== Source material

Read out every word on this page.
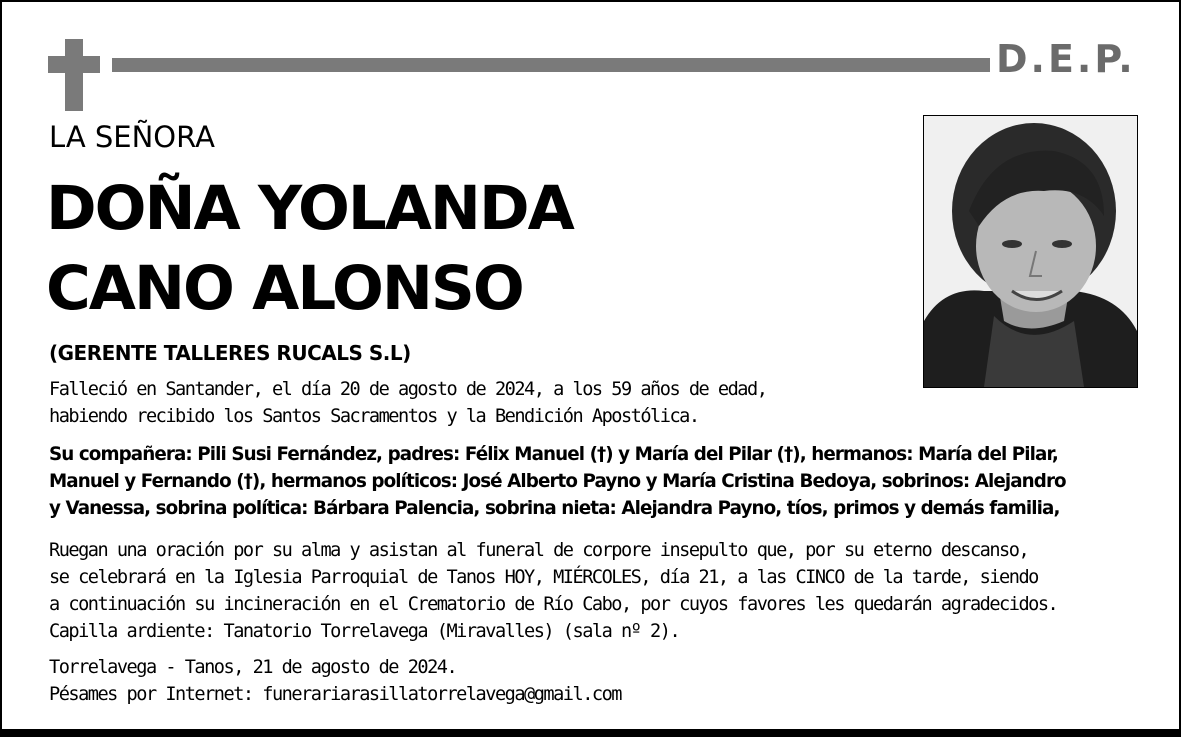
D.E.P.
LA SEÑORA
DOÑA YOLANDA
CANO ALONSO
(GERENTE TALLERES RUCALS S.L)
Falleció en Santander, el día 20 de agosto de 2024, a los 59 años de edad,
habiendo recibido los Santos Sacramentos y la Bendición Apostólica.
Su compañera: Pili Susi Fernández, padres: Félix Manuel (†) y María del Pilar (†), hermanos: María del Pilar,
Manuel y Fernando (†), hermanos políticos: José Alberto Payno y María Cristina Bedoya, sobrinos: Alejandro
y Vanessa, sobrina política: Bárbara Palencia, sobrina nieta: Alejandra Payno, tíos, primos y demás familia,
Ruegan una oración por su alma y asistan al funeral de corpore insepulto que, por su eterno descanso,
se celebrará en la Iglesia Parroquial de Tanos HOY, MIÉRCOLES, día 21, a las CINCO de la tarde, siendo
a continuación su incineración en el Crematorio de Río Cabo, por cuyos favores les quedarán agradecidos.
Capilla ardiente: Tanatorio Torrelavega (Miravalles) (sala nº 2).
Torrelavega - Tanos, 21 de agosto de 2024.
Pésames por Internet: funerariarasillatorrelavega@gmail.com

====

To be done — Reproduce the full listing above verbatim, with no pictures included.

The result —
Read out every word on this page.
D.E.P.
LA SEÑORA
DOÑA YOLANDA
CANO ALONSO
(GERENTE TALLERES RUCALS S.L)
Falleció en Santander, el día 20 de agosto de 2024, a los 59 años de edad,
habiendo recibido los Santos Sacramentos y la Bendición Apostólica.
Su compañera: Pili Susi Fernández, padres: Félix Manuel (†) y María del Pilar (†), hermanos: María del Pilar,
Manuel y Fernando (†), hermanos políticos: José Alberto Payno y María Cristina Bedoya, sobrinos: Alejandro
y Vanessa, sobrina política: Bárbara Palencia, sobrina nieta: Alejandra Payno, tíos, primos y demás familia,
Ruegan una oración por su alma y asistan al funeral de corpore insepulto que, por su eterno descanso,
se celebrará en la Iglesia Parroquial de Tanos HOY, MIÉRCOLES, día 21, a las CINCO de la tarde, siendo
a continuación su incineración en el Crematorio de Río Cabo, por cuyos favores les quedarán agradecidos.
Capilla ardiente: Tanatorio Torrelavega (Miravalles) (sala nº 2).
Torrelavega - Tanos, 21 de agosto de 2024.
Pésames por Internet: funerariarasillatorrelavega@gmail.com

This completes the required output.